══ THE INPUT

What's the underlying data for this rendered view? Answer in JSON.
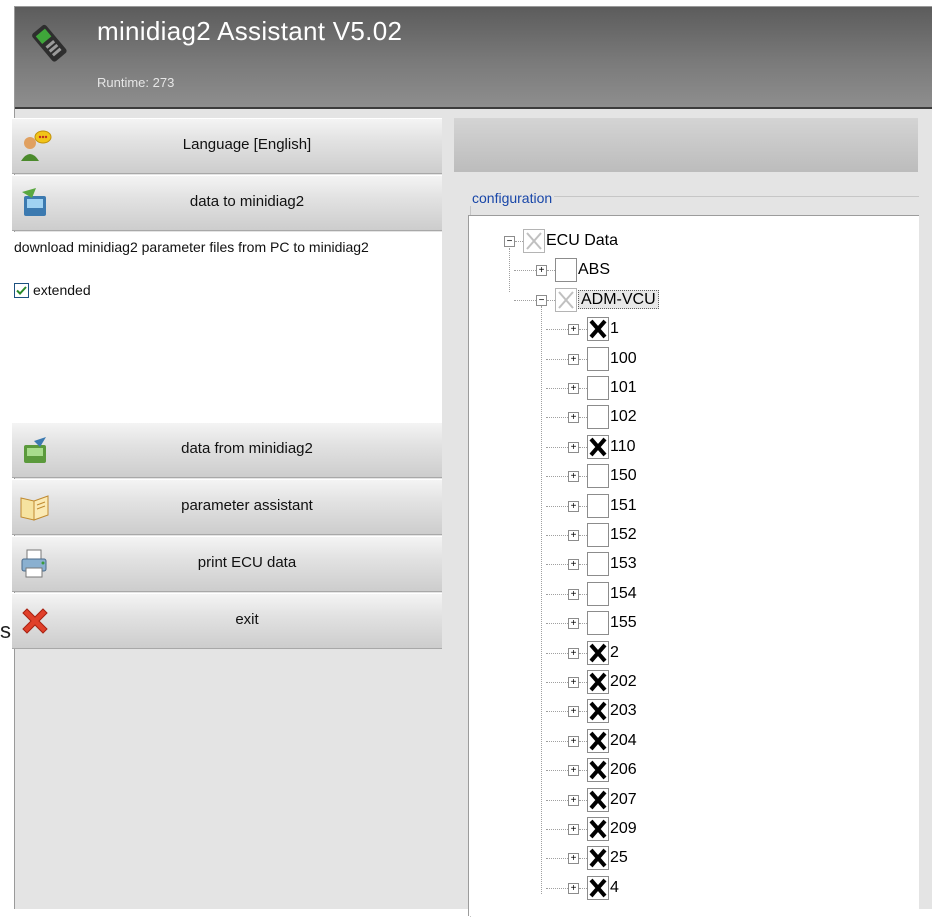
{
  "app": {
    "title": "minidiag2 Assistant V5.02",
    "runtime": "Runtime: 273"
  },
  "menu": {
    "language": "Language [English]",
    "data_to": "data to minidiag2",
    "data_to_desc": "download minidiag2 parameter files from PC to minidiag2",
    "extended_label": "extended",
    "extended_checked": true,
    "data_from": "data from minidiag2",
    "param_assistant": "parameter assistant",
    "print": "print ECU data",
    "exit": "exit"
  },
  "configuration": {
    "legend": "configuration",
    "root": "ECU Data",
    "groups": [
      {
        "label": "ABS",
        "expanded": false,
        "checked": false
      },
      {
        "label": "ADM-VCU",
        "expanded": true,
        "selected": true,
        "children": [
          {
            "label": "1",
            "checked": true
          },
          {
            "label": "100",
            "checked": false
          },
          {
            "label": "101",
            "checked": false
          },
          {
            "label": "102",
            "checked": false
          },
          {
            "label": "110",
            "checked": true
          },
          {
            "label": "150",
            "checked": false
          },
          {
            "label": "151",
            "checked": false
          },
          {
            "label": "152",
            "checked": false
          },
          {
            "label": "153",
            "checked": false
          },
          {
            "label": "154",
            "checked": false
          },
          {
            "label": "155",
            "checked": false
          },
          {
            "label": "2",
            "checked": true
          },
          {
            "label": "202",
            "checked": true
          },
          {
            "label": "203",
            "checked": true
          },
          {
            "label": "204",
            "checked": true
          },
          {
            "label": "206",
            "checked": true
          },
          {
            "label": "207",
            "checked": true
          },
          {
            "label": "209",
            "checked": true
          },
          {
            "label": "25",
            "checked": true
          },
          {
            "label": "4",
            "checked": true
          }
        ]
      }
    ]
  },
  "stray_text": "s"
}
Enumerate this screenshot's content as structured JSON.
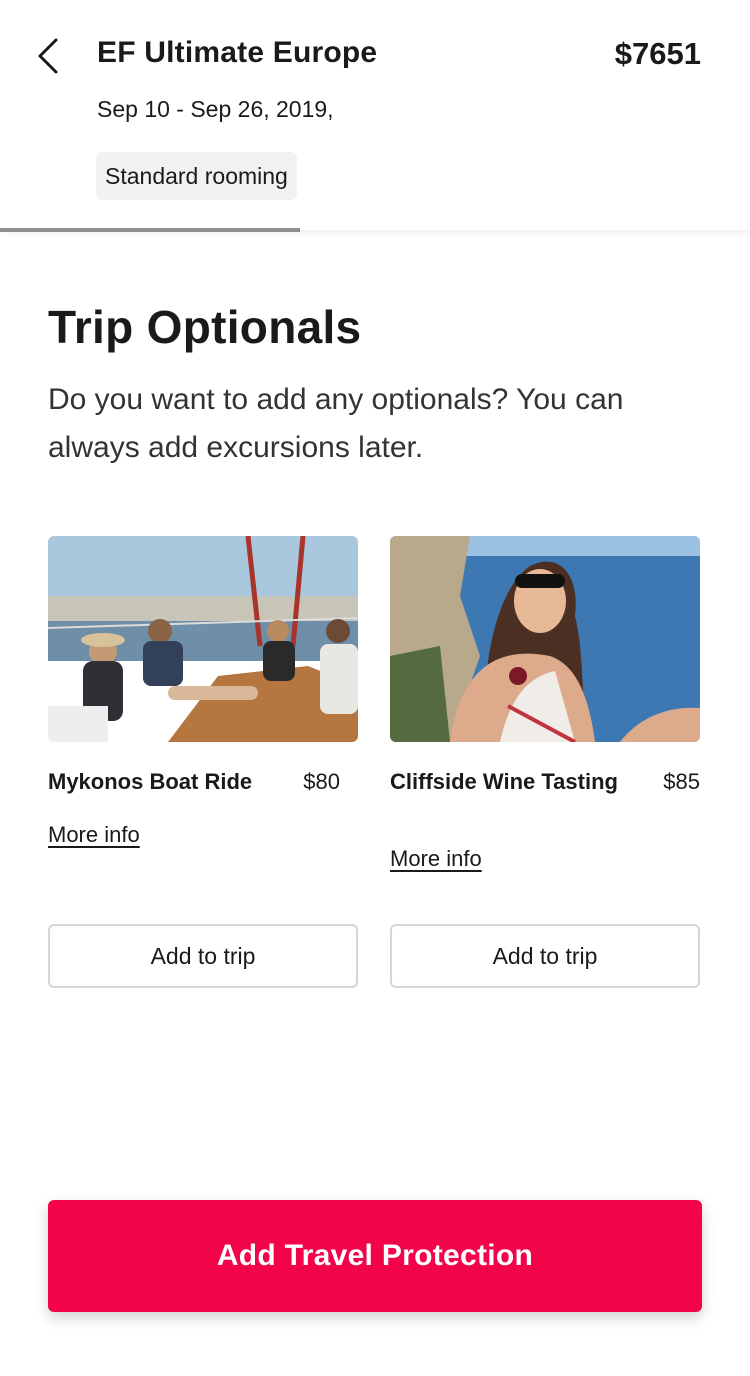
{
  "header": {
    "title": "EF Ultimate Europe",
    "price": "$7651",
    "dates": "Sep 10 - Sep 26, 2019,",
    "rooming": "Standard rooming",
    "progress_fraction": 0.4
  },
  "section": {
    "title": "Trip Optionals",
    "description": "Do you want to add any optionals? You can always add excursions later."
  },
  "optionals": [
    {
      "name": "Mykonos Boat Ride",
      "price": "$80",
      "more_info": "More info",
      "add_label": "Add to trip"
    },
    {
      "name": "Cliffside Wine Tasting",
      "price": "$85",
      "more_info": "More info",
      "add_label": "Add to trip"
    }
  ],
  "cta": {
    "label": "Add Travel Protection"
  },
  "colors": {
    "accent": "#f2044b",
    "text": "#1a1a1a",
    "badge_bg": "#f2f2f2"
  }
}
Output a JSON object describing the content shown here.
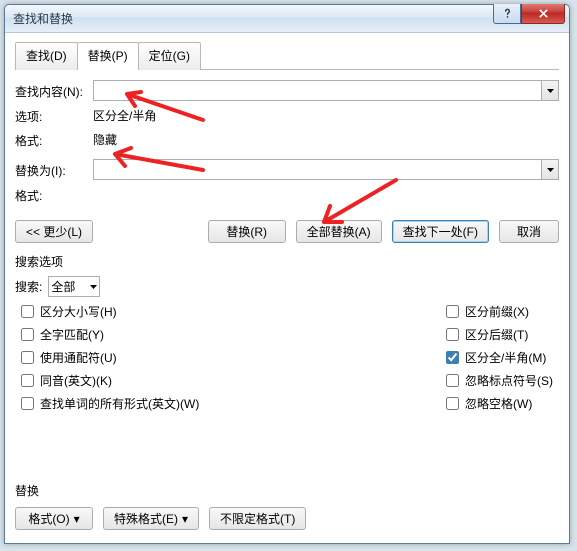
{
  "window": {
    "title": "查找和替换"
  },
  "tabs": {
    "find": "查找(D)",
    "replace": "替换(P)",
    "goto": "定位(G)"
  },
  "find": {
    "label": "查找内容(N):",
    "value": "",
    "options_lbl": "选项:",
    "options_val": "区分全/半角",
    "format_lbl": "格式:",
    "format_val": "隐藏"
  },
  "replace": {
    "label": "替换为(I):",
    "value": "",
    "format_lbl": "格式:"
  },
  "buttons": {
    "less": "<< 更少(L)",
    "replace_one": "替换(R)",
    "replace_all": "全部替换(A)",
    "find_next": "查找下一处(F)",
    "cancel": "取消"
  },
  "search_opts": {
    "header": "搜索选项",
    "search_lbl": "搜索:",
    "search_val": "全部",
    "left": {
      "case": "区分大小写(H)",
      "whole": "全字匹配(Y)",
      "wildcard": "使用通配符(U)",
      "sounds": "同音(英文)(K)",
      "wordforms": "查找单词的所有形式(英文)(W)"
    },
    "right": {
      "prefix": "区分前缀(X)",
      "suffix": "区分后缀(T)",
      "fullhalf": "区分全/半角(M)",
      "punct": "忽略标点符号(S)",
      "space": "忽略空格(W)"
    }
  },
  "footer": {
    "label": "替换",
    "format": "格式(O)",
    "special": "特殊格式(E)",
    "nofmt": "不限定格式(T)"
  }
}
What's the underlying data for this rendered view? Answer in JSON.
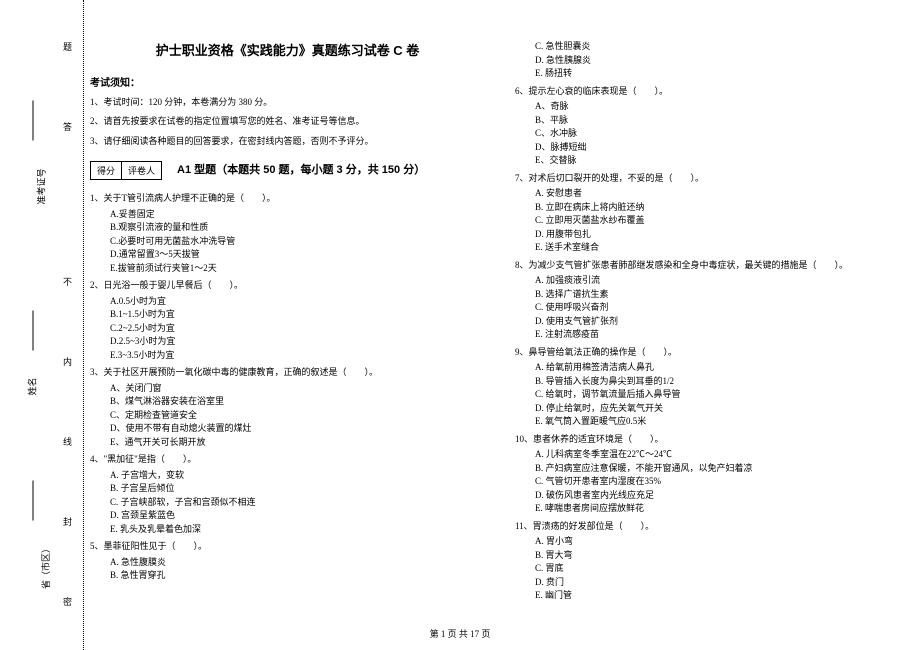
{
  "gutter": {
    "labels": [
      "省（市区）",
      "姓名",
      "准考证号"
    ],
    "chars": [
      "密",
      "封",
      "线",
      "内",
      "不",
      "答",
      "题"
    ]
  },
  "title": "护士职业资格《实践能力》真题练习试卷 C 卷",
  "notice_header": "考试须知：",
  "instructions": [
    "1、考试时间：120 分钟，本卷满分为 380 分。",
    "2、请首先按要求在试卷的指定位置填写您的姓名、准考证号等信息。",
    "3、请仔细阅读各种题目的回答要求，在密封线内答题，否则不予评分。"
  ],
  "score_labels": [
    "得分",
    "评卷人"
  ],
  "section_a1": "A1 型题（本题共 50 题，每小题 3 分，共 150 分）",
  "left_questions": [
    {
      "q": "1、关于T管引流病人护理不正确的是（　　）。",
      "opts": [
        "A.妥善固定",
        "B.观察引流液的量和性质",
        "C.必要时可用无菌盐水冲洗导管",
        "D.通常留置3～5天拔管",
        "E.拔管前须试行夹管1～2天"
      ]
    },
    {
      "q": "2、日光浴一般于婴儿早餐后（　　）。",
      "opts": [
        "A.0.5小时为宜",
        "B.1~1.5小时为宜",
        "C.2~2.5小时为宜",
        "D.2.5~3小时为宜",
        "E.3~3.5小时为宜"
      ]
    },
    {
      "q": "3、关于社区开展预防一氧化碳中毒的健康教育，正确的叙述是（　　）。",
      "opts": [
        "A、关闭门窗",
        "B、煤气淋浴器安装在浴室里",
        "C、定期检查管道安全",
        "D、使用不带有自动熄火装置的煤灶",
        "E、通气开关可长期开放"
      ]
    },
    {
      "q": "4、\"黑加征\"是指（　　）。",
      "opts": [
        "A. 子宫增大，变软",
        "B. 子宫呈后倾位",
        "C. 子宫峡部软，子宫和宫颈似不相连",
        "D. 宫颈呈紫蓝色",
        "E. 乳头及乳晕着色加深"
      ]
    },
    {
      "q": "5、墨菲征阳性见于（　　）。",
      "opts": [
        "A. 急性腹膜炎",
        "B. 急性胃穿孔"
      ]
    }
  ],
  "right_continuation": [
    "C. 急性胆囊炎",
    "D. 急性胰腺炎",
    "E. 肠扭转"
  ],
  "right_questions": [
    {
      "q": "6、提示左心衰的临床表现是（　　）。",
      "opts": [
        "A、奇脉",
        "B、平脉",
        "C、水冲脉",
        "D、脉搏短绌",
        "E、交替脉"
      ]
    },
    {
      "q": "7、对术后切口裂开的处理，不妥的是（　　）。",
      "opts": [
        "A. 安慰患者",
        "B. 立即在病床上将内脏还纳",
        "C. 立即用灭菌盐水纱布覆盖",
        "D. 用腹带包扎",
        "E. 送手术室缝合"
      ]
    },
    {
      "q": "8、为减少支气管扩张患者肺部继发感染和全身中毒症状，最关键的措施是（　　）。",
      "opts": [
        "A. 加强痰液引流",
        "B. 选择广谱抗生素",
        "C. 使用呼吸兴奋剂",
        "D. 使用支气管扩张剂",
        "E. 注射流感疫苗"
      ]
    },
    {
      "q": "9、鼻导管给氧法正确的操作是（　　）。",
      "opts": [
        "A. 给氧前用棉签清洁病人鼻孔",
        "B. 导管插入长度为鼻尖到耳垂的1/2",
        "C. 给氧时，调节氧流量后插入鼻导管",
        "D. 停止给氧时，应先关氧气开关",
        "E. 氧气筒入置距暖气应0.5米"
      ]
    },
    {
      "q": "10、患者休养的适宜环境是（　　）。",
      "opts": [
        "A. 儿科病室冬季室温在22℃～24℃",
        "B. 产妇病室应注意保暖，不能开窗通风，以免产妇着凉",
        "C. 气管切开患者室内湿度在35%",
        "D. 破伤风患者室内光线应充足",
        "E. 哮喘患者房间应摆放鲜花"
      ]
    },
    {
      "q": "11、胃溃疡的好发部位是（　　）。",
      "opts": [
        "A. 胃小弯",
        "B. 胃大弯",
        "C. 胃底",
        "D. 贲门",
        "E. 幽门管"
      ]
    }
  ],
  "footer": "第 1 页 共 17 页"
}
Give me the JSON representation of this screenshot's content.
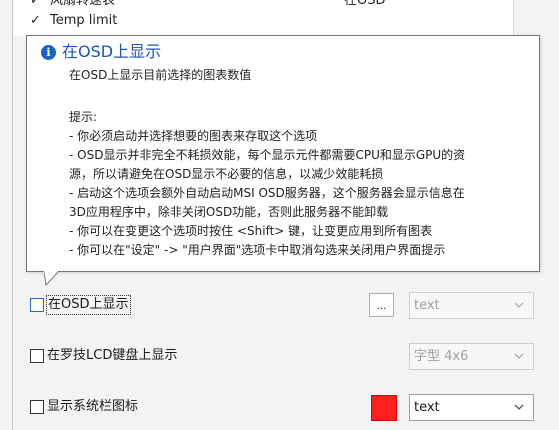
{
  "list": {
    "rows": [
      {
        "name": "风扇转速表",
        "value": "在OSD"
      },
      {
        "name": "Temp limit",
        "value": ""
      }
    ]
  },
  "tooltip": {
    "title": "在OSD上显示",
    "subtitle": "在OSD上显示目前选择的图表数值",
    "lines": [
      "提示:",
      "- 你必须启动并选择想要的图表来存取这个选项",
      "- OSD显示并非完全不耗损效能，每个显示元件都需要CPU和显示GPU的资",
      "源，所以请避免在OSD显示不必要的信息，以减少效能耗损",
      "- 启动这个选项会额外自动启动MSI OSD服务器，这个服务器会显示信息在",
      "3D应用程序中，除非关闭OSD功能，否则此服务器不能卸载",
      "- 你可以在变更这个选项时按住 <Shift> 键，让变更应用到所有图表",
      "- 你可以在\"设定\" -> \"用户界面\"选项卡中取消勾选来关闭用户界面提示"
    ]
  },
  "options": {
    "osd": {
      "label": "在OSD上显示",
      "button_label": "...",
      "dropdown_value": "text"
    },
    "lcd": {
      "label": "在罗技LCD键盘上显示",
      "dropdown_value": "字型 4x6"
    },
    "tray": {
      "label": "显示系统栏图标",
      "dropdown_value": "text",
      "swatch_color": "#ff1f1f"
    }
  }
}
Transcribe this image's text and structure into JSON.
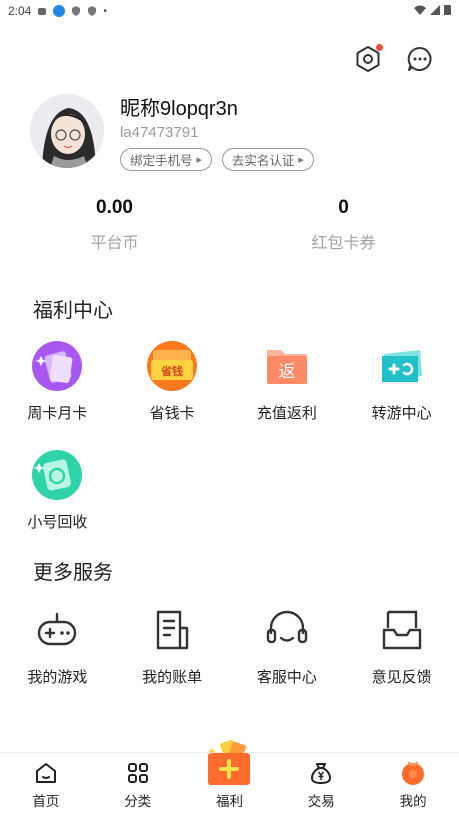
{
  "status_bar": {
    "time": "2:04"
  },
  "header": {
    "settings_icon": "settings-hex-icon",
    "message_icon": "message-icon",
    "settings_has_badge": true
  },
  "profile": {
    "nickname": "昵称9lopqr3n",
    "user_id": "la47473791",
    "bind_phone_label": "绑定手机号",
    "verify_label": "去实名认证"
  },
  "stats": [
    {
      "value": "0.00",
      "label": "平台币"
    },
    {
      "value": "0",
      "label": "红包卡券"
    }
  ],
  "welfare": {
    "title": "福利中心",
    "items": [
      {
        "label": "周卡月卡",
        "icon": "weekly-monthly-card-icon"
      },
      {
        "label": "省钱卡",
        "icon": "money-saving-card-icon",
        "badge_text": "省钱"
      },
      {
        "label": "充值返利",
        "icon": "recharge-rebate-icon",
        "badge_text": "返"
      },
      {
        "label": "转游中心",
        "icon": "game-transfer-icon"
      },
      {
        "label": "小号回收",
        "icon": "account-recycle-icon"
      }
    ]
  },
  "services": {
    "title": "更多服务",
    "items": [
      {
        "label": "我的游戏",
        "icon": "gamepad-icon"
      },
      {
        "label": "我的账单",
        "icon": "bill-icon"
      },
      {
        "label": "客服中心",
        "icon": "headset-icon"
      },
      {
        "label": "意见反馈",
        "icon": "feedback-icon"
      }
    ]
  },
  "bottom_nav": [
    {
      "label": "首页",
      "icon": "home-icon"
    },
    {
      "label": "分类",
      "icon": "category-icon"
    },
    {
      "label": "福利",
      "icon": "welfare-gift-icon"
    },
    {
      "label": "交易",
      "icon": "trade-bag-icon"
    },
    {
      "label": "我的",
      "icon": "mine-icon"
    }
  ],
  "colors": {
    "accent_red": "#f04a3e",
    "orange": "#ff6b2c",
    "purple": "#9b4df0",
    "teal": "#2ec4b6"
  }
}
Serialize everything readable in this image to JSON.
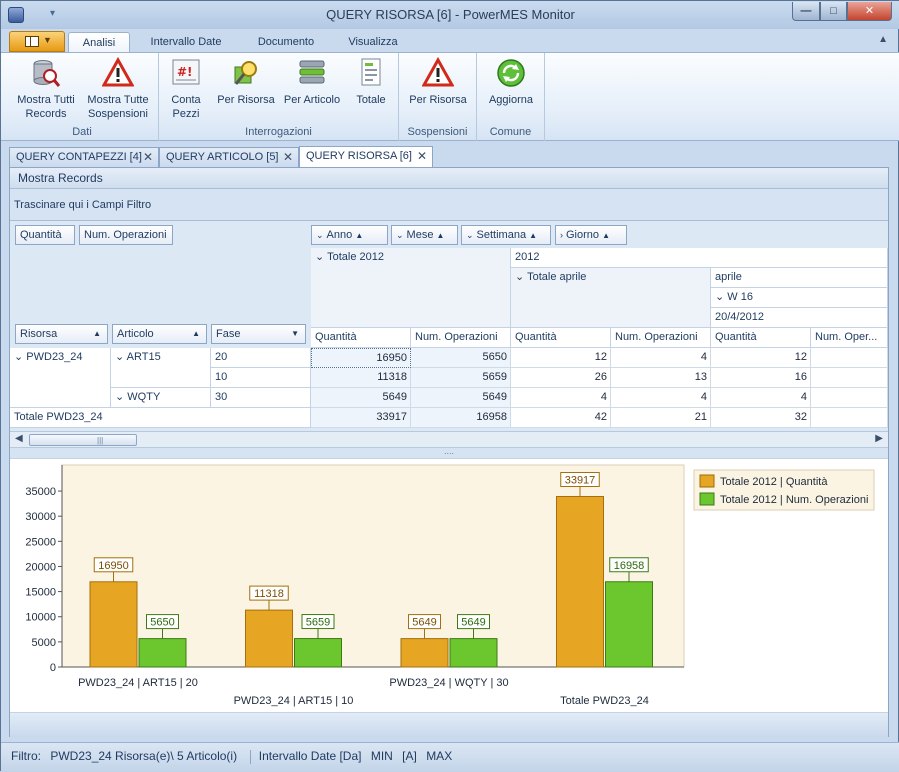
{
  "window": {
    "title": "QUERY RISORSA [6] - PowerMES Monitor",
    "minimize": "—",
    "maximize": "□",
    "close": "✕"
  },
  "ribbon": {
    "tabs": [
      "Analisi",
      "Intervallo Date",
      "Documento",
      "Visualizza"
    ],
    "active_tab": "Analisi",
    "groups": [
      {
        "label": "Dati",
        "buttons": [
          {
            "label_1": "Mostra Tutti",
            "label_2": "Records",
            "icon": "database-search-icon"
          },
          {
            "label_1": "Mostra Tutte",
            "label_2": "Sospensioni",
            "icon": "warning-triangle-icon"
          }
        ]
      },
      {
        "label": "Interrogazioni",
        "buttons": [
          {
            "label_1": "Conta",
            "label_2": "Pezzi",
            "icon": "counter-board-icon"
          },
          {
            "label_1": "Per Risorsa",
            "label_2": "",
            "icon": "resource-search-icon"
          },
          {
            "label_1": "Per Articolo",
            "label_2": "",
            "icon": "article-stack-icon"
          },
          {
            "label_1": "Totale",
            "label_2": "",
            "icon": "totals-report-icon"
          }
        ]
      },
      {
        "label": "Sospensioni",
        "buttons": [
          {
            "label_1": "Per Risorsa",
            "label_2": "",
            "icon": "warning-triangle-icon"
          }
        ]
      },
      {
        "label": "Comune",
        "buttons": [
          {
            "label_1": "Aggiorna",
            "label_2": "",
            "icon": "refresh-icon"
          }
        ]
      }
    ]
  },
  "doc_tabs": [
    {
      "label": "QUERY CONTAPEZZI [4]",
      "active": false
    },
    {
      "label": "QUERY ARTICOLO [5]",
      "active": false
    },
    {
      "label": "QUERY RISORSA [6]",
      "active": true
    }
  ],
  "panel": {
    "header": "Mostra Records",
    "filter_area": "Trascinare qui i Campi Filtro"
  },
  "pivot": {
    "data_fields": [
      "Quantità",
      "Num. Operazioni"
    ],
    "column_fields": [
      "Anno",
      "Mese",
      "Settimana",
      "Giorno"
    ],
    "row_fields": [
      "Risorsa",
      "Articolo",
      "Fase"
    ],
    "col_headers": {
      "totale_2012": "Totale 2012",
      "year": "2012",
      "totale_aprile": "Totale aprile",
      "month": "aprile",
      "week": "W 16",
      "day": "20/4/2012"
    },
    "measure_headers": [
      "Quantità",
      "Num. Operazioni",
      "Quantità",
      "Num. Operazioni",
      "Quantità",
      "Num. Oper..."
    ],
    "rows": [
      {
        "risorsa": "PWD23_24",
        "articolo": "ART15",
        "fase": "20",
        "values": [
          "16950",
          "5650",
          "12",
          "4",
          "12",
          ""
        ]
      },
      {
        "risorsa": "",
        "articolo": "",
        "fase": "10",
        "values": [
          "11318",
          "5659",
          "26",
          "13",
          "16",
          ""
        ]
      },
      {
        "risorsa": "",
        "articolo": "WQTY",
        "fase": "30",
        "values": [
          "5649",
          "5649",
          "4",
          "4",
          "4",
          ""
        ]
      }
    ],
    "total_row": {
      "label": "Totale PWD23_24",
      "values": [
        "33917",
        "16958",
        "42",
        "21",
        "32",
        ""
      ]
    }
  },
  "chart_data": {
    "type": "bar",
    "categories": [
      "PWD23_24 | ART15 | 20",
      "PWD23_24 | ART15 | 10",
      "PWD23_24 | WQTY | 30",
      "Totale PWD23_24"
    ],
    "series": [
      {
        "name": "Totale 2012 | Quantità",
        "values": [
          16950,
          11318,
          5649,
          33917
        ],
        "color": "#e6a523"
      },
      {
        "name": "Totale 2012 | Num. Operazioni",
        "values": [
          5650,
          5659,
          5649,
          16958
        ],
        "color": "#6cc72f"
      }
    ],
    "ylim": [
      0,
      37000
    ],
    "yticks": [
      "0",
      "5000",
      "10000",
      "15000",
      "20000",
      "25000",
      "30000",
      "35000"
    ],
    "xlabel": "",
    "ylabel": "",
    "legend": "top-right",
    "grid": false
  },
  "statusbar": {
    "filter_label": "Filtro:",
    "filter_value": "PWD23_24 Risorsa(e)\\ 5 Articolo(i)",
    "date_range": "Intervallo Date [Da]",
    "min": "MIN",
    "a": "[A]",
    "max": "MAX"
  }
}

════

_AIM OF THE EXERCISE:_ Work out how many lines of the data above hold the word "QUERY", and write only the count.

_EXERCISE SOLUTION:_ 4